» **Dataset**
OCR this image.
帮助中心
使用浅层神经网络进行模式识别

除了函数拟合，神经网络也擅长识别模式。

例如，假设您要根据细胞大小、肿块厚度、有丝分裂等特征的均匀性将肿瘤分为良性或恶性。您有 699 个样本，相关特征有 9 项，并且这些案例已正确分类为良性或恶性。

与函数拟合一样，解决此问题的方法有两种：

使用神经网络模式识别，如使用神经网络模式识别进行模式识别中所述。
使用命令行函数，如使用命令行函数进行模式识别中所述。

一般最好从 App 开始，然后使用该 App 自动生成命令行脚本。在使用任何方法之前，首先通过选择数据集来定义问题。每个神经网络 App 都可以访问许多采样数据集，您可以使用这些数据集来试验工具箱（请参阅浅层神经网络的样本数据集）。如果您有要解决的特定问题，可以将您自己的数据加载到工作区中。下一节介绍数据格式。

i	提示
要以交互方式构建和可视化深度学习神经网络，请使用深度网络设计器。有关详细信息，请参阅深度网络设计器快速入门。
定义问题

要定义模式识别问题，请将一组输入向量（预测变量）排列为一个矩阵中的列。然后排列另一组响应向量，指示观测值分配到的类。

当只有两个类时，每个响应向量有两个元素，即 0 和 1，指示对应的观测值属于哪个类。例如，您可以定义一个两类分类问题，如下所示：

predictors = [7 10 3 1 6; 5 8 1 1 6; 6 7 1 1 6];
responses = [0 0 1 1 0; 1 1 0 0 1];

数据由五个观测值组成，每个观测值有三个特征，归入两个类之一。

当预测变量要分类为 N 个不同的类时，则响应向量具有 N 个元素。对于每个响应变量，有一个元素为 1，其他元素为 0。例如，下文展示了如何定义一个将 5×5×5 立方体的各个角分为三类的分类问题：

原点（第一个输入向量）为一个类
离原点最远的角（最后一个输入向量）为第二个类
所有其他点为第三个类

» **What you are asked to do**
Your task is to extract all of the records exactly.

» **Reply**
OCR this image.
帮助中心
使用浅层神经网络进行模式识别

除了函数拟合，神经网络也擅长识别模式。

例如，假设您要根据细胞大小、肿块厚度、有丝分裂等特征的均匀性将肿瘤分为良性或恶性。您有 699 个样本，相关特征有 9 项，并且这些案例已正确分类为良性或恶性。

与函数拟合一样，解决此问题的方法有两种：

使用神经网络模式识别，如使用神经网络模式识别进行模式识别中所述。
使用命令行函数，如使用命令行函数进行模式识别中所述。

一般最好从 App 开始，然后使用该 App 自动生成命令行脚本。在使用任何方法之前，首先通过选择数据集来定义问题。每个神经网络 App 都可以访问许多采样数据集，您可以使用这些数据集来试验工具箱（请参阅浅层神经网络的样本数据集）。如果您有要解决的特定问题，可以将您自己的数据加载到工作区中。下一节介绍数据格式。

i	提示
要以交互方式构建和可视化深度学习神经网络，请使用深度网络设计器。有关详细信息，请参阅深度网络设计器快速入门。
定义问题

要定义模式识别问题，请将一组输入向量（预测变量）排列为一个矩阵中的列。然后排列另一组响应向量，指示观测值分配到的类。

当只有两个类时，每个响应向量有两个元素，即 0 和 1，指示对应的观测值属于哪个类。例如，您可以定义一个两类分类问题，如下所示：

predictors = [7 10 3 1 6; 5 8 1 1 6; 6 7 1 1 6];
responses = [0 0 1 1 0; 1 1 0 0 1];

数据由五个观测值组成，每个观测值有三个特征，归入两个类之一。

当预测变量要分类为 N 个不同的类时，则响应向量具有 N 个元素。对于每个响应变量，有一个元素为 1，其他元素为 0。例如，下文展示了如何定义一个将 5×5×5 立方体的各个角分为三类的分类问题：

原点（第一个输入向量）为一个类
离原点最远的角（最后一个输入向量）为第二个类
所有其他点为第三个类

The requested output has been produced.